### Task to complete
Copy the data below exactly, omitting any picture it contains.

### Raw data
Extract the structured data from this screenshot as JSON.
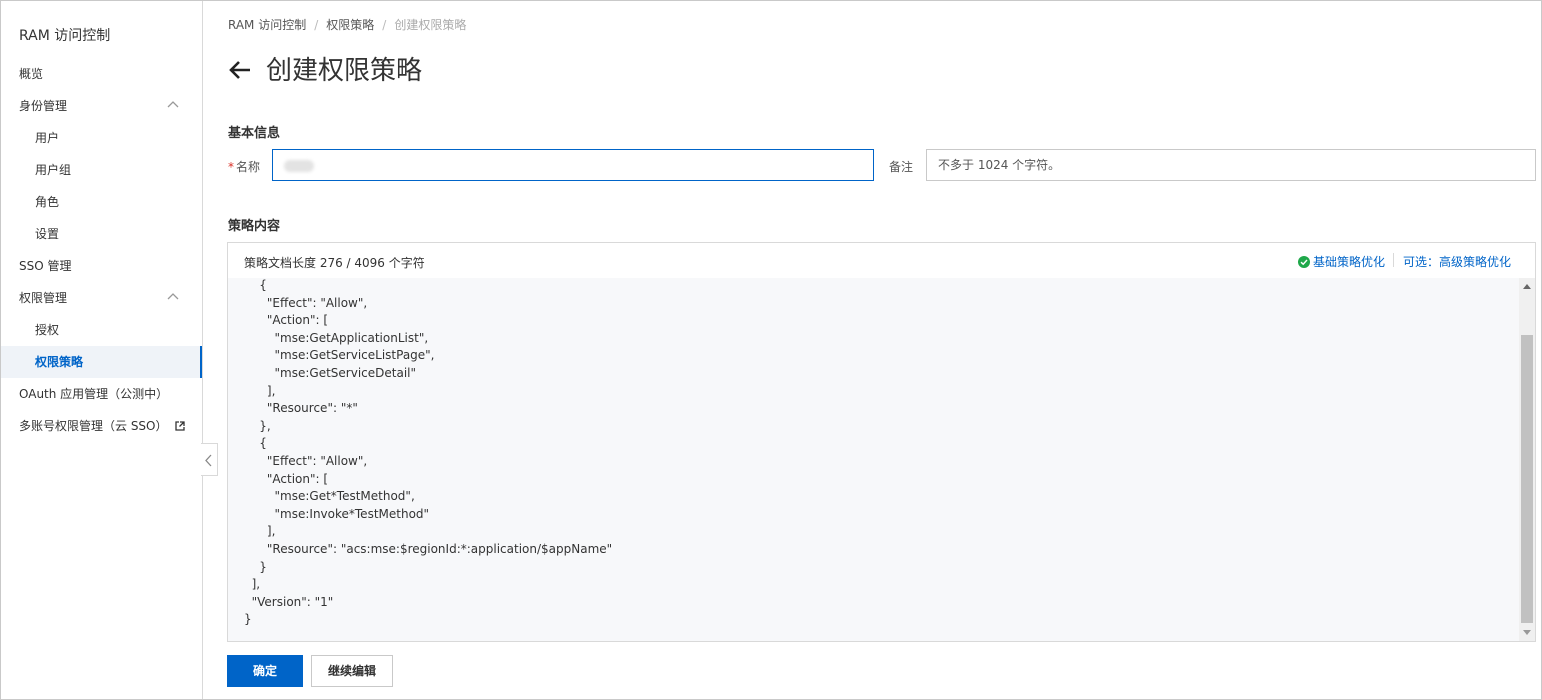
{
  "sidebar": {
    "title": "RAM 访问控制",
    "items": [
      {
        "label": "概览"
      },
      {
        "label": "身份管理"
      },
      {
        "label": "用户"
      },
      {
        "label": "用户组"
      },
      {
        "label": "角色"
      },
      {
        "label": "设置"
      },
      {
        "label": "SSO 管理"
      },
      {
        "label": "权限管理"
      },
      {
        "label": "授权"
      },
      {
        "label": "权限策略"
      },
      {
        "label": "OAuth 应用管理（公测中）"
      },
      {
        "label": "多账号权限管理（云 SSO）"
      }
    ]
  },
  "breadcrumb": [
    "RAM 访问控制",
    "权限策略",
    "创建权限策略"
  ],
  "page_title": "创建权限策略",
  "basic_info": {
    "section_title": "基本信息",
    "name_label": "名称",
    "required_mark": "*",
    "note_label": "备注",
    "note_placeholder": "不多于 1024 个字符。"
  },
  "policy": {
    "section_title": "策略内容",
    "doc_length": "策略文档长度 276 / 4096 个字符",
    "basic_optimize": "基础策略优化",
    "advanced_optimize": "可选：高级策略优化",
    "code_lines": [
      "    {",
      "      \"Effect\": \"Allow\",",
      "      \"Action\": [",
      "        \"mse:GetApplicationList\",",
      "        \"mse:GetServiceListPage\",",
      "        \"mse:GetServiceDetail\"",
      "      ],",
      "      \"Resource\": \"*\"",
      "    },",
      "    {",
      "      \"Effect\": \"Allow\",",
      "      \"Action\": [",
      "        \"mse:Get*TestMethod\",",
      "        \"mse:Invoke*TestMethod\"",
      "      ],",
      "      \"Resource\": \"acs:mse:$regionId:*:application/$appName\"",
      "    }",
      "  ],",
      "  \"Version\": \"1\"",
      "}"
    ]
  },
  "actions": {
    "confirm": "确定",
    "continue_edit": "继续编辑"
  },
  "colors": {
    "primary": "#0064c8",
    "success": "#1fa84a",
    "required": "#d93026"
  }
}
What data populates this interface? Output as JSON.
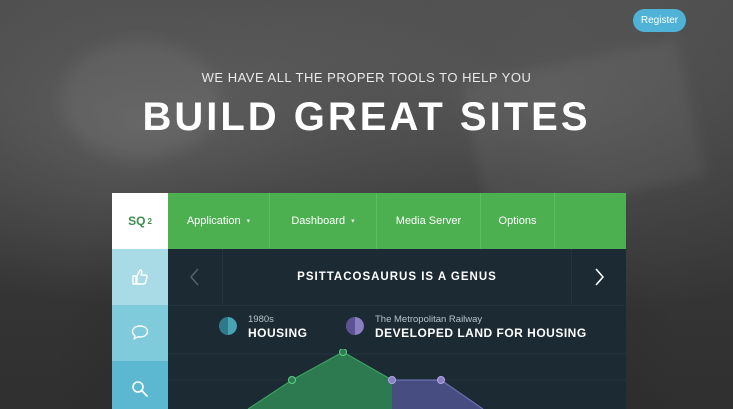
{
  "header": {
    "register_label": "Register",
    "tagline": "WE HAVE ALL THE PROPER TOOLS TO HELP YOU",
    "headline": "BUILD GREAT SITES"
  },
  "panel": {
    "logo": {
      "text": "SQ",
      "superscript": "2"
    },
    "nav": [
      {
        "label": "Application",
        "has_dropdown": true
      },
      {
        "label": "Dashboard",
        "has_dropdown": true
      },
      {
        "label": "Media Server",
        "has_dropdown": false
      },
      {
        "label": "Options",
        "has_dropdown": false
      }
    ],
    "sidebar": [
      {
        "icon": "thumbs-up-icon"
      },
      {
        "icon": "speech-bubble-icon"
      },
      {
        "icon": "search-icon"
      }
    ],
    "slider": {
      "title": "PSITTACOSAURUS IS A GENUS",
      "prev_icon": "chevron-left-icon",
      "next_icon": "chevron-right-icon"
    },
    "legend": [
      {
        "sub": "1980s",
        "main": "HOUSING",
        "color": "#4aa3b5",
        "dark": "#2f7a8a"
      },
      {
        "sub": "The Metropolitan Railway",
        "main": "DEVELOPED LAND FOR HOUSING",
        "color": "#8a7fc2",
        "dark": "#5d5394"
      }
    ]
  },
  "colors": {
    "register_bg": "#4eb3d6",
    "nav_green": "#4caf50",
    "panel_dark": "#1b2a33",
    "area_green": "#2e7d52",
    "area_purple": "#4a4f86"
  }
}
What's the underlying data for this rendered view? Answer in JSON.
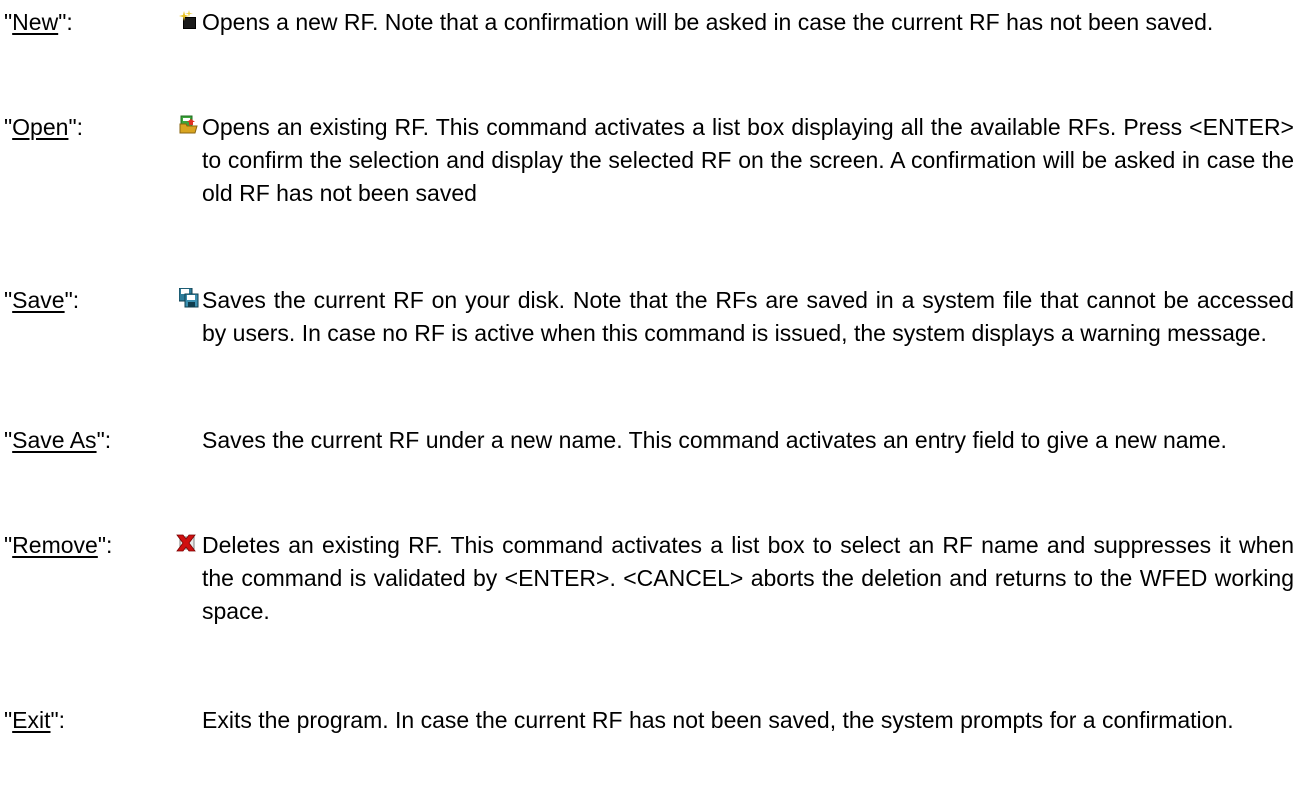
{
  "entries": [
    {
      "id": "new",
      "quote_open": "\"",
      "term": "New",
      "quote_close": "\":",
      "icon": "new-document-sparkle-icon",
      "description": "Opens a new RF. Note that a confirmation will be asked in case the current RF has not been saved."
    },
    {
      "id": "open",
      "quote_open": "\"",
      "term": "Open",
      "quote_close": "\":",
      "icon": "open-folder-icon",
      "description": "Opens an existing RF. This command activates a list box displaying all the available RFs. Press <ENTER> to confirm the selection and display the selected RF on the screen. A confirmation will be asked in case the old RF has not been saved"
    },
    {
      "id": "save",
      "quote_open": "\"",
      "term": "Save",
      "quote_close": "\":",
      "icon": "floppy-disk-save-icon",
      "description": "Saves the current RF on your disk. Note that the RFs are saved in a system file that cannot be accessed by users. In case no RF is active when this command is issued, the system displays a warning message."
    },
    {
      "id": "save-as",
      "quote_open": "\"",
      "term": "Save As",
      "quote_close": "\":",
      "icon": "",
      "description": "Saves the current RF under a new name. This command activates an entry field to give a new name."
    },
    {
      "id": "remove",
      "quote_open": "\"",
      "term": "Remove",
      "quote_close": "\":",
      "icon": "delete-red-x-icon",
      "description": "Deletes an existing RF. This command activates a list box to select an RF name and suppresses it when the command is validated by <ENTER>. <CANCEL> aborts the deletion and returns to the WFED working space."
    },
    {
      "id": "exit",
      "quote_open": "\"",
      "term": "Exit",
      "quote_close": "\":",
      "icon": "",
      "description": "Exits the program. In case the current RF has not been saved, the system prompts for a confirmation."
    }
  ],
  "colors": {
    "text": "#000000",
    "background": "#ffffff",
    "remove_icon_red": "#d01010",
    "open_icon_green": "#2e9a2e",
    "open_icon_folder": "#d9a520"
  }
}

### Solution to this exercise
Extract the structured data from this screenshot as JSON.
{
  "sidebar": {
    "title": "RAM 访问控制",
    "items": [
      {
        "label": "概览"
      },
      {
        "label": "身份管理"
      },
      {
        "label": "用户"
      },
      {
        "label": "用户组"
      },
      {
        "label": "角色"
      },
      {
        "label": "设置"
      },
      {
        "label": "SSO 管理"
      },
      {
        "label": "权限管理"
      },
      {
        "label": "授权"
      },
      {
        "label": "权限策略"
      },
      {
        "label": "OAuth 应用管理（公测中）"
      },
      {
        "label": "多账号权限管理（云 SSO）"
      }
    ]
  },
  "breadcrumb": [
    "RAM 访问控制",
    "权限策略",
    "创建权限策略"
  ],
  "page_title": "创建权限策略",
  "basic_info": {
    "section_title": "基本信息",
    "name_label": "名称",
    "required_mark": "*",
    "note_label": "备注",
    "note_placeholder": "不多于 1024 个字符。"
  },
  "policy": {
    "section_title": "策略内容",
    "doc_length": "策略文档长度 276 / 4096 个字符",
    "basic_optimize": "基础策略优化",
    "advanced_optimize": "可选：高级策略优化",
    "code_lines": [
      "    {",
      "      \"Effect\": \"Allow\",",
      "      \"Action\": [",
      "        \"mse:GetApplicationList\",",
      "        \"mse:GetServiceListPage\",",
      "        \"mse:GetServiceDetail\"",
      "      ],",
      "      \"Resource\": \"*\"",
      "    },",
      "    {",
      "      \"Effect\": \"Allow\",",
      "      \"Action\": [",
      "        \"mse:Get*TestMethod\",",
      "        \"mse:Invoke*TestMethod\"",
      "      ],",
      "      \"Resource\": \"acs:mse:$regionId:*:application/$appName\"",
      "    }",
      "  ],",
      "  \"Version\": \"1\"",
      "}"
    ]
  },
  "actions": {
    "confirm": "确定",
    "continue_edit": "继续编辑"
  },
  "colors": {
    "primary": "#0064c8",
    "success": "#1fa84a",
    "required": "#d93026"
  }
}
What data populates this interface? Output as JSON.
{
  "header": {
    "register_label": "Register",
    "tagline": "WE HAVE ALL THE PROPER TOOLS TO HELP YOU",
    "headline": "BUILD GREAT SITES"
  },
  "panel": {
    "logo": {
      "text": "SQ",
      "superscript": "2"
    },
    "nav": [
      {
        "label": "Application",
        "has_dropdown": true
      },
      {
        "label": "Dashboard",
        "has_dropdown": true
      },
      {
        "label": "Media Server",
        "has_dropdown": false
      },
      {
        "label": "Options",
        "has_dropdown": false
      }
    ],
    "sidebar": [
      {
        "icon": "thumbs-up-icon"
      },
      {
        "icon": "speech-bubble-icon"
      },
      {
        "icon": "search-icon"
      }
    ],
    "slider": {
      "title": "PSITTACOSAURUS IS A GENUS",
      "prev_icon": "chevron-left-icon",
      "next_icon": "chevron-right-icon"
    },
    "legend": [
      {
        "sub": "1980s",
        "main": "HOUSING",
        "color": "#4aa3b5",
        "dark": "#2f7a8a"
      },
      {
        "sub": "The Metropolitan Railway",
        "main": "DEVELOPED LAND FOR HOUSING",
        "color": "#8a7fc2",
        "dark": "#5d5394"
      }
    ]
  },
  "colors": {
    "register_bg": "#4eb3d6",
    "nav_green": "#4caf50",
    "panel_dark": "#1b2a33",
    "area_green": "#2e7d52",
    "area_purple": "#4a4f86"
  }
}
What's the underlying data for this rendered view? Answer in JSON.
{
  "entries": [
    {
      "id": "new",
      "quote_open": "\"",
      "term": "New",
      "quote_close": "\":",
      "icon": "new-document-sparkle-icon",
      "description": "Opens a new RF. Note that a confirmation will be asked in case the current RF has not been saved."
    },
    {
      "id": "open",
      "quote_open": "\"",
      "term": "Open",
      "quote_close": "\":",
      "icon": "open-folder-icon",
      "description": "Opens an existing RF. This command activates a list box displaying all the available RFs. Press <ENTER> to confirm the selection and display the selected RF on the screen. A confirmation will be asked in case the old RF has not been saved"
    },
    {
      "id": "save",
      "quote_open": "\"",
      "term": "Save",
      "quote_close": "\":",
      "icon": "floppy-disk-save-icon",
      "description": "Saves the current RF on your disk. Note that the RFs are saved in a system file that cannot be accessed by users. In case no RF is active when this command is issued, the system displays a warning message."
    },
    {
      "id": "save-as",
      "quote_open": "\"",
      "term": "Save As",
      "quote_close": "\":",
      "icon": "",
      "description": "Saves the current RF under a new name. This command activates an entry field to give a new name."
    },
    {
      "id": "remove",
      "quote_open": "\"",
      "term": "Remove",
      "quote_close": "\":",
      "icon": "delete-red-x-icon",
      "description": "Deletes an existing RF. This command activates a list box to select an RF name and suppresses it when the command is validated by <ENTER>. <CANCEL> aborts the deletion and returns to the WFED working space."
    },
    {
      "id": "exit",
      "quote_open": "\"",
      "term": "Exit",
      "quote_close": "\":",
      "icon": "",
      "description": "Exits the program. In case the current RF has not been saved, the system prompts for a confirmation."
    }
  ],
  "colors": {
    "text": "#000000",
    "background": "#ffffff",
    "remove_icon_red": "#d01010",
    "open_icon_green": "#2e9a2e",
    "open_icon_folder": "#d9a520"
  }
}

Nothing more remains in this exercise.